**What the task requires**
Pick out each line of the records in which the word "pattern" appears.

**Materials provided**
==========

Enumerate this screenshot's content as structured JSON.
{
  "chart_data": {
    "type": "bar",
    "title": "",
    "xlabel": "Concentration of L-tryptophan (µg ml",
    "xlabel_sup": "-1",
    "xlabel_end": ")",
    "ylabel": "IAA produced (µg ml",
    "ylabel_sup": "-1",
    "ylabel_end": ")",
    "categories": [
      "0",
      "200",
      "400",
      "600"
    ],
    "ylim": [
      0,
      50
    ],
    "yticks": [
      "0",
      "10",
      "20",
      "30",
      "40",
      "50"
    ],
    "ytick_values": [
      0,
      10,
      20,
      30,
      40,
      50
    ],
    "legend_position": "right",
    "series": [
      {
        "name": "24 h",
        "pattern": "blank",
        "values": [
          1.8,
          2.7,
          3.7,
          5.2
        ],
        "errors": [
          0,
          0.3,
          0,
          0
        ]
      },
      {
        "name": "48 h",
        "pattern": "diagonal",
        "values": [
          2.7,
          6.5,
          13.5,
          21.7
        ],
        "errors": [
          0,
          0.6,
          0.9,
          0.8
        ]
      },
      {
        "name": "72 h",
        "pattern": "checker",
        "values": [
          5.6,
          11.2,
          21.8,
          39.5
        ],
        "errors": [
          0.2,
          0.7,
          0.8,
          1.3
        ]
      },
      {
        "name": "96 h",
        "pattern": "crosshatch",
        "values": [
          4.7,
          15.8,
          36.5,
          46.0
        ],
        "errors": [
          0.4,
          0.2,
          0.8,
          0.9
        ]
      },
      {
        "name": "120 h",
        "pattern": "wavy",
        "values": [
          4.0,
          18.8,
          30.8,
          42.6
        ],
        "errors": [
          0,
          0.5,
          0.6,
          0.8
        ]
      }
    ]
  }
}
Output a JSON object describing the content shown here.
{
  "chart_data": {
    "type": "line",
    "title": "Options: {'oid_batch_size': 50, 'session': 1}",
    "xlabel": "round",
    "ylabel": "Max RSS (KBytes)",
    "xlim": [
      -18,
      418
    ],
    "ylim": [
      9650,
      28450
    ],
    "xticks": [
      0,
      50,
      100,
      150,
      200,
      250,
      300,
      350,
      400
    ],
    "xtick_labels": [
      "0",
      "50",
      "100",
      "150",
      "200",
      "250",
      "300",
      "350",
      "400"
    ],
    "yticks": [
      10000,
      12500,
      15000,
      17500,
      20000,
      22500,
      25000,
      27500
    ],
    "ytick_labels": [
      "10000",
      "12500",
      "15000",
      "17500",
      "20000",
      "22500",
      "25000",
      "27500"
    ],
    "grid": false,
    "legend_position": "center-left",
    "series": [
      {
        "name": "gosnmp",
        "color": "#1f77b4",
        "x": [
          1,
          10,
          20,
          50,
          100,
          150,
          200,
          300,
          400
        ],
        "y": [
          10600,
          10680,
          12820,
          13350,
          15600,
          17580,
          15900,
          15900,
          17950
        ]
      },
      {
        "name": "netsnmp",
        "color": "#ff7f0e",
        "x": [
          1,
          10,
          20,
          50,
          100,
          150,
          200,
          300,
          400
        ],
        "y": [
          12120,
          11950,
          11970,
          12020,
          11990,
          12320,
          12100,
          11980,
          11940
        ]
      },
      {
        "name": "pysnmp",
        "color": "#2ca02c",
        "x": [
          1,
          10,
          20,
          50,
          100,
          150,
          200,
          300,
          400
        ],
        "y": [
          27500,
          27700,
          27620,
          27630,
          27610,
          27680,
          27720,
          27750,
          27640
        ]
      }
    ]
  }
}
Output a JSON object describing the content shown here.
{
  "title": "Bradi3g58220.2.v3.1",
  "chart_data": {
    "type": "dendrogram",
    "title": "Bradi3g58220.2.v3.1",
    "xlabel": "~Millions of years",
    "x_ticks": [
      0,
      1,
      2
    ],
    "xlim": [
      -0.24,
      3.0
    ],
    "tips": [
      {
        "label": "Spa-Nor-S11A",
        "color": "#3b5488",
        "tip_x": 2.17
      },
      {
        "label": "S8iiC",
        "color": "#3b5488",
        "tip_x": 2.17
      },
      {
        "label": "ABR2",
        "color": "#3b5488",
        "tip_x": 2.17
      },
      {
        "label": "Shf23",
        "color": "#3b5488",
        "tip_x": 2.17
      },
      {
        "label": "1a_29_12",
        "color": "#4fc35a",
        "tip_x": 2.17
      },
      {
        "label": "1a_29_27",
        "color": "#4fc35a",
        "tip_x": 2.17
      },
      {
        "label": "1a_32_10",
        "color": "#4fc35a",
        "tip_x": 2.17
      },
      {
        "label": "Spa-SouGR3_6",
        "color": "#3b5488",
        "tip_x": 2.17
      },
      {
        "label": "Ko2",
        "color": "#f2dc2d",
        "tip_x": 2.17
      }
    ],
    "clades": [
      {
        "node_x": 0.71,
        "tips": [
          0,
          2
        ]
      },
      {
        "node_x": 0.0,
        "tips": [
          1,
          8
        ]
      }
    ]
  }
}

==========

**Response**
        "pattern": "blank",
        "pattern": "diagonal",
        "pattern": "checker",
        "pattern": "crosshatch",
        "pattern": "wavy",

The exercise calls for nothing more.